Consigne
Reprenez le récit ci-dessous sur les débuts de l'intérim présidentiel de Foued Mebazaa et poursuivez-le après sa dernière phrase.

Sélection
⟨
Prenant son courage à deux mains, Foued Mebazaa, profondément croyant, et nourri de valeurs patriotiques, répondra à son aîné, qu’il assumera son destin et se met immédiatement au service de la patrie. Le voilà donc prenant le chemin de la Kasbah, siège historique de la Présidence de la République, à l’aube de l’Indépendance, avant de s’installer à Carthage. Il s’installera dans le grand bureau qui a servi au président Bourguiba.

« Tenez bon, ne cédez pas ! »

Et c’est ainsi que le mandat présidentiel intérimaire commencera immédiatement pour Foued Mebazaa : déclaration solennelle, le jour-même à la télévision, reconduction du premier ministre chargé de former un nouveau gouvernement d’union nationale,  concertations continues, consultations juridiques et examen des urgences. Tout s’accélère. Chaque matin, le nouveau président arrive tôt à la Place de la Kasbah, dans sa Mercédès noire, bien escortée.
⟩
Listing enregistré
⟨
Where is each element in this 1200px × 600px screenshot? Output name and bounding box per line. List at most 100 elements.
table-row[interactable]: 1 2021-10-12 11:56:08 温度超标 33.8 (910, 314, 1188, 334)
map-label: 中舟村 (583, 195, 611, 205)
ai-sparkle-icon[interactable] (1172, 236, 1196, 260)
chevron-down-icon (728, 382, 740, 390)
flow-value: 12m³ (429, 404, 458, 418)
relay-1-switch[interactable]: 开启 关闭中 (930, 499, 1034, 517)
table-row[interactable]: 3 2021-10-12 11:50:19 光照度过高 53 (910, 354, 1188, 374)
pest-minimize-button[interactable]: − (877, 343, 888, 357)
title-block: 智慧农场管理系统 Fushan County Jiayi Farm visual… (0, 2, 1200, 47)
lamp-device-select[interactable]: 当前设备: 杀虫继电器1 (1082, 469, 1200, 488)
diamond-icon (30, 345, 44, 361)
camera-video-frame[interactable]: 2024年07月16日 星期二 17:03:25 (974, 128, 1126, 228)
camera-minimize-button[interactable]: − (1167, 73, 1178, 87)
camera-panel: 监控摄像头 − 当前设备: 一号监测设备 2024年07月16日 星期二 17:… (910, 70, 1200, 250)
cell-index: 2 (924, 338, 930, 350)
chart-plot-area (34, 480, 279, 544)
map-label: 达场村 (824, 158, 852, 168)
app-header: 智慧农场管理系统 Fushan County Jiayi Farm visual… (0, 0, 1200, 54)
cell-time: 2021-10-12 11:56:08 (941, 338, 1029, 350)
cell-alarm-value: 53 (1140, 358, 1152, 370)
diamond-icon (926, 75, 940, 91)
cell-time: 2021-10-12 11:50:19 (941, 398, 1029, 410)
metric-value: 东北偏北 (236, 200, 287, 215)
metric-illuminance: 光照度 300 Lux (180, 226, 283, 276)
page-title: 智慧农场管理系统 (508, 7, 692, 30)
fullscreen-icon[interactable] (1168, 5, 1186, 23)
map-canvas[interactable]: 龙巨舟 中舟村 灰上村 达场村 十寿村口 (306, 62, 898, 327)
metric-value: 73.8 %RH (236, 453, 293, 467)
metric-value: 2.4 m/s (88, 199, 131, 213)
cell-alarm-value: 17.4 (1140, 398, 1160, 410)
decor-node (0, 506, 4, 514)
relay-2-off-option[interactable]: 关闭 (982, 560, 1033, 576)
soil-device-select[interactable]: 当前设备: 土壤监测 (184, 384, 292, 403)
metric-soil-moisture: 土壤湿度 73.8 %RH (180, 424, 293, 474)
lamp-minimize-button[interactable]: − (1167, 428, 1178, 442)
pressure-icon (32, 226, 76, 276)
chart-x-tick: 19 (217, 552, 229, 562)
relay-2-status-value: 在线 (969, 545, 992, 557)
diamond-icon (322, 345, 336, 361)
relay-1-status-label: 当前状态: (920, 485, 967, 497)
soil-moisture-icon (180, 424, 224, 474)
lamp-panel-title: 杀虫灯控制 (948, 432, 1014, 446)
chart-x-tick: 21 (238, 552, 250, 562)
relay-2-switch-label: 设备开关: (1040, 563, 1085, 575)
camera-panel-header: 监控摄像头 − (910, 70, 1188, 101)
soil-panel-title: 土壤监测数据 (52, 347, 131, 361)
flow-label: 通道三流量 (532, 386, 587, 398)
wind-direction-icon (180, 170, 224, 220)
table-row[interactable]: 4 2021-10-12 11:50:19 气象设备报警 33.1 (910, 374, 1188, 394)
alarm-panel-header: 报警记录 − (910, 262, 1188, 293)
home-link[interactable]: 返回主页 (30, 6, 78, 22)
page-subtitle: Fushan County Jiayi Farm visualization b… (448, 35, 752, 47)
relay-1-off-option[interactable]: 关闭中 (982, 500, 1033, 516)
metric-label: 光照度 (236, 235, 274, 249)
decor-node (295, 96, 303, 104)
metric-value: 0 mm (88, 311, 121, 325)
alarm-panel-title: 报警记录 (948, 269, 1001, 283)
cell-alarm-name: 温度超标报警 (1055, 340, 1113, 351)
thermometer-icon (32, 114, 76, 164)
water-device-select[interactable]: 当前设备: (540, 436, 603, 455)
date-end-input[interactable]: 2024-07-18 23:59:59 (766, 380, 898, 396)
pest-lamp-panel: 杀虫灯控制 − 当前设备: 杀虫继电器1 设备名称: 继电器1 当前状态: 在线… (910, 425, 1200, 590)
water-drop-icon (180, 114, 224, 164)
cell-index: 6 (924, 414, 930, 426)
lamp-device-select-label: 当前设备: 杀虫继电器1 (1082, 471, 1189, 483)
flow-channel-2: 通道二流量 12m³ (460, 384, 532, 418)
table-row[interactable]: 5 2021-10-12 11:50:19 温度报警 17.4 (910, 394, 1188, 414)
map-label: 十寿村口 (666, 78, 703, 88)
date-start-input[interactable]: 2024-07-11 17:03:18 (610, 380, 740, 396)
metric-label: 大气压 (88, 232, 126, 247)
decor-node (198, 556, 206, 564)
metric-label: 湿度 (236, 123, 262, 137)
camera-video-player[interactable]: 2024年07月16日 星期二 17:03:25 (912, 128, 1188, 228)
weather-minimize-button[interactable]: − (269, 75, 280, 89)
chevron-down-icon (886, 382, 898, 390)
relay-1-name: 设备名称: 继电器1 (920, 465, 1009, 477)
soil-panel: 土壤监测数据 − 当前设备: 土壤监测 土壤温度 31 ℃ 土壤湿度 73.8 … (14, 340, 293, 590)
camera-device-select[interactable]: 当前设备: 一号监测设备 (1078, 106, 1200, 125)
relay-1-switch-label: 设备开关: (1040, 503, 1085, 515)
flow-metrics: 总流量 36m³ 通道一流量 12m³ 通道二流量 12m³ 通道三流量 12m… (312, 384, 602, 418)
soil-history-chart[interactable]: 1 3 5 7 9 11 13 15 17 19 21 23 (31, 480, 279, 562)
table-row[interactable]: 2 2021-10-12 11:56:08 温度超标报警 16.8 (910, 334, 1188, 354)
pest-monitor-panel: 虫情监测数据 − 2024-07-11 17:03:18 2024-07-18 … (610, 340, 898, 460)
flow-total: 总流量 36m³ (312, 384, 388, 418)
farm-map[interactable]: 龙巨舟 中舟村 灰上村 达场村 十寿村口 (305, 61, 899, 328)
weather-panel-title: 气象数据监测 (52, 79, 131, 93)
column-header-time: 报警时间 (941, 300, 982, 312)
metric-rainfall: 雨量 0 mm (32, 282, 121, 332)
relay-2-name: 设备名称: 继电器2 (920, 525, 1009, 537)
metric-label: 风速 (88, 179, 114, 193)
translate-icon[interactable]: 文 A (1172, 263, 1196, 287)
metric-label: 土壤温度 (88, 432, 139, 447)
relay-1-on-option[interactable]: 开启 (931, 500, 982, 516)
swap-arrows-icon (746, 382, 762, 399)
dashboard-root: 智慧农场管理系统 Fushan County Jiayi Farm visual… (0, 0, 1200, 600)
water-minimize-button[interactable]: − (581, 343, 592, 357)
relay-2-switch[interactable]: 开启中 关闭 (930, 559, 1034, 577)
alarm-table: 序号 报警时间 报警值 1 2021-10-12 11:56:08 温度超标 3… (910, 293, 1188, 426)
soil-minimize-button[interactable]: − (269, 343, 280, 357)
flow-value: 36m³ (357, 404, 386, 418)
⟩
Résultat attendu
Mais, ce jour-là, une grande surprise l’attendait: une foule compacte lui barrait la route avec en tête… des policiers. La voiture était prise d’assaut, on tapait sur la carrosserie, et les revendications les plus diverses pleuvaient. Il a fallu l’intervention rapide des forces armées, pour l’en dégager et lui permettre d’accéder à son bureau. Grosse frayeur pour les siens, mais lui, il gardera la tête froide. A la sortie du bureau, une vieille dame qui guettait sa réapparition, s’est jetée sur lui pour l’embrasser et lui répéter : « tenez bon, Si Foued ! Ne cédez pas ! » Cela lui a donné du baume sur le cœur, mais il savait qu’il n’était pas au bout de ses peines.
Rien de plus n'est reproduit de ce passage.